What this task involves: Write out the entries below once more, exactly.

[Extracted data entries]
# # #

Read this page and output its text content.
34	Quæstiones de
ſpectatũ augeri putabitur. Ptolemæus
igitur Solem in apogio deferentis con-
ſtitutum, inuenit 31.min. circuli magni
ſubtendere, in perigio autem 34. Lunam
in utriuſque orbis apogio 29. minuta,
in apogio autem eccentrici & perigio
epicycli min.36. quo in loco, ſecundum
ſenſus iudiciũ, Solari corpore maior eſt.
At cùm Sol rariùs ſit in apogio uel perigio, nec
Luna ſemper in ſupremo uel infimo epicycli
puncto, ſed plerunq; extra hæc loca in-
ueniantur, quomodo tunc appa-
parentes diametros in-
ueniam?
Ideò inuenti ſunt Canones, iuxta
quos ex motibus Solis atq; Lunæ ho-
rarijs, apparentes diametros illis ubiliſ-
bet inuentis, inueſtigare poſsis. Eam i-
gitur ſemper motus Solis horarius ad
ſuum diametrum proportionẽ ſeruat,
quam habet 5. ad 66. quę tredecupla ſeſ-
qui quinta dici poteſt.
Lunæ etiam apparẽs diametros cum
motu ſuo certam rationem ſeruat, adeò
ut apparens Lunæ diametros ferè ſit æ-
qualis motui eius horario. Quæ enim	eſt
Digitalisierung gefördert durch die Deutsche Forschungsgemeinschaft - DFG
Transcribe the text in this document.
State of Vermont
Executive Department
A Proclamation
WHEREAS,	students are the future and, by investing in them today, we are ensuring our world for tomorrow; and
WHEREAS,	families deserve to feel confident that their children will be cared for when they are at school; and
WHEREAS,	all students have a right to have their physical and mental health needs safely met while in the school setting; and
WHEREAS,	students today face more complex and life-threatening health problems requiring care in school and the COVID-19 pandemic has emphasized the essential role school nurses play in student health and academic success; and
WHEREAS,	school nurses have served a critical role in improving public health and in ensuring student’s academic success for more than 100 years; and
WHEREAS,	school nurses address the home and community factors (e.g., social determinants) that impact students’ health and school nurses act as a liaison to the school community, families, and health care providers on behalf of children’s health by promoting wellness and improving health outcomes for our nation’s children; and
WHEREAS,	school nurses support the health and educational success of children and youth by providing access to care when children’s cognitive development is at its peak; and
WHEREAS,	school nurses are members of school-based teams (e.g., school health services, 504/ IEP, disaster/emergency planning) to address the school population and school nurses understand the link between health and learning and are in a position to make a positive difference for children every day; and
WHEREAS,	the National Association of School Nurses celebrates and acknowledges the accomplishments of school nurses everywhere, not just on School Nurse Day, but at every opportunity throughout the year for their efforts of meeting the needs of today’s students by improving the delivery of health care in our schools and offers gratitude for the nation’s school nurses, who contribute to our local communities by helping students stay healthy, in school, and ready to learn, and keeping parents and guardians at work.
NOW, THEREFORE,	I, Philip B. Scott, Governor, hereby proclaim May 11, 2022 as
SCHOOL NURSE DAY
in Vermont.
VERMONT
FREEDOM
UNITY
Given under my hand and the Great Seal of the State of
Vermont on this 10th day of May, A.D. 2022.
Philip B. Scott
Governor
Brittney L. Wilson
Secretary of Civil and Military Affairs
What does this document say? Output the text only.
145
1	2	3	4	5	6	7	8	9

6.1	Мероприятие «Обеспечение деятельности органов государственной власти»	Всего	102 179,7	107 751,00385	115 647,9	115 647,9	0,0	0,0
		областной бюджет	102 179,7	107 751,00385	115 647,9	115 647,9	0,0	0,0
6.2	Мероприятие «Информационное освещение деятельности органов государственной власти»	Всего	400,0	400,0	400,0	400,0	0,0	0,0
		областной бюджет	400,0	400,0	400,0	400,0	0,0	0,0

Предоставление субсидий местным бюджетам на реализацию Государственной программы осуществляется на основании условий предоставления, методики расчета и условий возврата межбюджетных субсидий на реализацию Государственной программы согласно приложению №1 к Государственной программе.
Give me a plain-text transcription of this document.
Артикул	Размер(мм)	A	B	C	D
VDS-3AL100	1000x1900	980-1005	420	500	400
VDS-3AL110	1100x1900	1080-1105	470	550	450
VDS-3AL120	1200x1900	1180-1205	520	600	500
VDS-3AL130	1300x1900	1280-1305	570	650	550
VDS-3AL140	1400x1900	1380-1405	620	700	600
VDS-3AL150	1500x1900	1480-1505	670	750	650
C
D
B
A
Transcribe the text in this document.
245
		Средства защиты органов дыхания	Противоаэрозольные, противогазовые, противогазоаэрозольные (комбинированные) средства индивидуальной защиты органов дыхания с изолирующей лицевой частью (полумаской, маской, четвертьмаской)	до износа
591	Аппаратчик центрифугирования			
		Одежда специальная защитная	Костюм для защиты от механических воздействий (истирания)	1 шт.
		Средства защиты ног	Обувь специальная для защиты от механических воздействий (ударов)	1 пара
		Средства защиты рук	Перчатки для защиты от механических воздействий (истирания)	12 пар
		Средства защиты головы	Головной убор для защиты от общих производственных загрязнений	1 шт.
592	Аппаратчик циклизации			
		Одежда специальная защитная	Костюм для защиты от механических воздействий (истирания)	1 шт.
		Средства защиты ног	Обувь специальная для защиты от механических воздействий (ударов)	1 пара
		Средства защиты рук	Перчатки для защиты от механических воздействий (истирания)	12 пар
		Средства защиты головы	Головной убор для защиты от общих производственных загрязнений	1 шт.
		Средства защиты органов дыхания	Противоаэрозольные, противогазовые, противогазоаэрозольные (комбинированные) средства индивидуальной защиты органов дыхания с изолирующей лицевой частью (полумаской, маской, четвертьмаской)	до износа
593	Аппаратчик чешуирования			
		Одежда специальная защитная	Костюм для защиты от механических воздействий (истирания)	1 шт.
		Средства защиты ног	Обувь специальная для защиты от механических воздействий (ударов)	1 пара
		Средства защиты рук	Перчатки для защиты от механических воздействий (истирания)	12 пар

# # #

The solution:
Read this page and output its text content.
34	Quæstiones de
ſpectatũ augeri putabitur. Ptolemæus
igitur Solem in apogio deferentis con-
ſtitutum, inuenit 31.min. circuli magni
ſubtendere, in perigio autem 34. Lunam
in utriuſque orbis apogio 29. minuta,
in apogio autem eccentrici & perigio
epicycli min.36. quo in loco, ſecundum
ſenſus iudiciũ, Solari corpore maior eſt.
At cùm Sol rariùs ſit in apogio uel perigio, nec
Luna ſemper in ſupremo uel infimo epicycli
puncto, ſed plerunq; extra hæc loca in-
ueniantur, quomodo tunc appa-
parentes diametros in-
ueniam?
Ideò inuenti ſunt Canones, iuxta
quos ex motibus Solis atq; Lunæ ho-
rarijs, apparentes diametros illis ubiliſ-
bet inuentis, inueſtigare poſsis. Eam i-
gitur ſemper motus Solis horarius ad
ſuum diametrum proportionẽ ſeruat,
quam habet 5. ad 66. quę tredecupla ſeſ-
qui quinta dici poteſt.
Lunæ etiam apparẽs diametros cum
motu ſuo certam rationem ſeruat, adeò
ut apparens Lunæ diametros ferè ſit æ-
qualis motui eius horario. Quæ enim	eſt
Digitalisierung gefördert durch die Deutsche Forschungsgemeinschaft - DFG
Transcribe the text in this document.
State of Vermont
Executive Department
A Proclamation
WHEREAS,	students are the future and, by investing in them today, we are ensuring our world for tomorrow; and
WHEREAS,	families deserve to feel confident that their children will be cared for when they are at school; and
WHEREAS,	all students have a right to have their physical and mental health needs safely met while in the school setting; and
WHEREAS,	students today face more complex and life-threatening health problems requiring care in school and the COVID-19 pandemic has emphasized the essential role school nurses play in student health and academic success; and
WHEREAS,	school nurses have served a critical role in improving public health and in ensuring student’s academic success for more than 100 years; and
WHEREAS,	school nurses address the home and community factors (e.g., social determinants) that impact students’ health and school nurses act as a liaison to the school community, families, and health care providers on behalf of children’s health by promoting wellness and improving health outcomes for our nation’s children; and
WHEREAS,	school nurses support the health and educational success of children and youth by providing access to care when children’s cognitive development is at its peak; and
WHEREAS,	school nurses are members of school-based teams (e.g., school health services, 504/ IEP, disaster/emergency planning) to address the school population and school nurses understand the link between health and learning and are in a position to make a positive difference for children every day; and
WHEREAS,	the National Association of School Nurses celebrates and acknowledges the accomplishments of school nurses everywhere, not just on School Nurse Day, but at every opportunity throughout the year for their efforts of meeting the needs of today’s students by improving the delivery of health care in our schools and offers gratitude for the nation’s school nurses, who contribute to our local communities by helping students stay healthy, in school, and ready to learn, and keeping parents and guardians at work.
NOW, THEREFORE,	I, Philip B. Scott, Governor, hereby proclaim May 11, 2022 as
SCHOOL NURSE DAY
in Vermont.
VERMONT
FREEDOM
UNITY
Given under my hand and the Great Seal of the State of
Vermont on this 10th day of May, A.D. 2022.
Philip B. Scott
Governor
Brittney L. Wilson
Secretary of Civil and Military Affairs
What does this document say? Output the text only.
145
1	2	3	4	5	6	7	8	9

6.1	Мероприятие «Обеспечение деятельности органов государственной власти»	Всего	102 179,7	107 751,00385	115 647,9	115 647,9	0,0	0,0
		областной бюджет	102 179,7	107 751,00385	115 647,9	115 647,9	0,0	0,0
6.2	Мероприятие «Информационное освещение деятельности органов государственной власти»	Всего	400,0	400,0	400,0	400,0	0,0	0,0
		областной бюджет	400,0	400,0	400,0	400,0	0,0	0,0

Предоставление субсидий местным бюджетам на реализацию Государственной программы осуществляется на основании условий предоставления, методики расчета и условий возврата межбюджетных субсидий на реализацию Государственной программы согласно приложению №1 к Государственной программе.
Give me a plain-text transcription of this document.
Артикул	Размер(мм)	A	B	C	D
VDS-3AL100	1000x1900	980-1005	420	500	400
VDS-3AL110	1100x1900	1080-1105	470	550	450
VDS-3AL120	1200x1900	1180-1205	520	600	500
VDS-3AL130	1300x1900	1280-1305	570	650	550
VDS-3AL140	1400x1900	1380-1405	620	700	600
VDS-3AL150	1500x1900	1480-1505	670	750	650
C
D
B
A
Transcribe the text in this document.
245
		Средства защиты органов дыхания	Противоаэрозольные, противогазовые, противогазоаэрозольные (комбинированные) средства индивидуальной защиты органов дыхания с изолирующей лицевой частью (полумаской, маской, четвертьмаской)	до износа
591	Аппаратчик центрифугирования			
		Одежда специальная защитная	Костюм для защиты от механических воздействий (истирания)	1 шт.
		Средства защиты ног	Обувь специальная для защиты от механических воздействий (ударов)	1 пара
		Средства защиты рук	Перчатки для защиты от механических воздействий (истирания)	12 пар
		Средства защиты головы	Головной убор для защиты от общих производственных загрязнений	1 шт.
592	Аппаратчик циклизации			
		Одежда специальная защитная	Костюм для защиты от механических воздействий (истирания)	1 шт.
		Средства защиты ног	Обувь специальная для защиты от механических воздействий (ударов)	1 пара
		Средства защиты рук	Перчатки для защиты от механических воздействий (истирания)	12 пар
		Средства защиты головы	Головной убор для защиты от общих производственных загрязнений	1 шт.
		Средства защиты органов дыхания	Противоаэрозольные, противогазовые, противогазоаэрозольные (комбинированные) средства индивидуальной защиты органов дыхания с изолирующей лицевой частью (полумаской, маской, четвертьмаской)	до износа
593	Аппаратчик чешуирования			
		Одежда специальная защитная	Костюм для защиты от механических воздействий (истирания)	1 шт.
		Средства защиты ног	Обувь специальная для защиты от механических воздействий (ударов)	1 пара
		Средства защиты рук	Перчатки для защиты от механических воздействий (истирания)	12 пар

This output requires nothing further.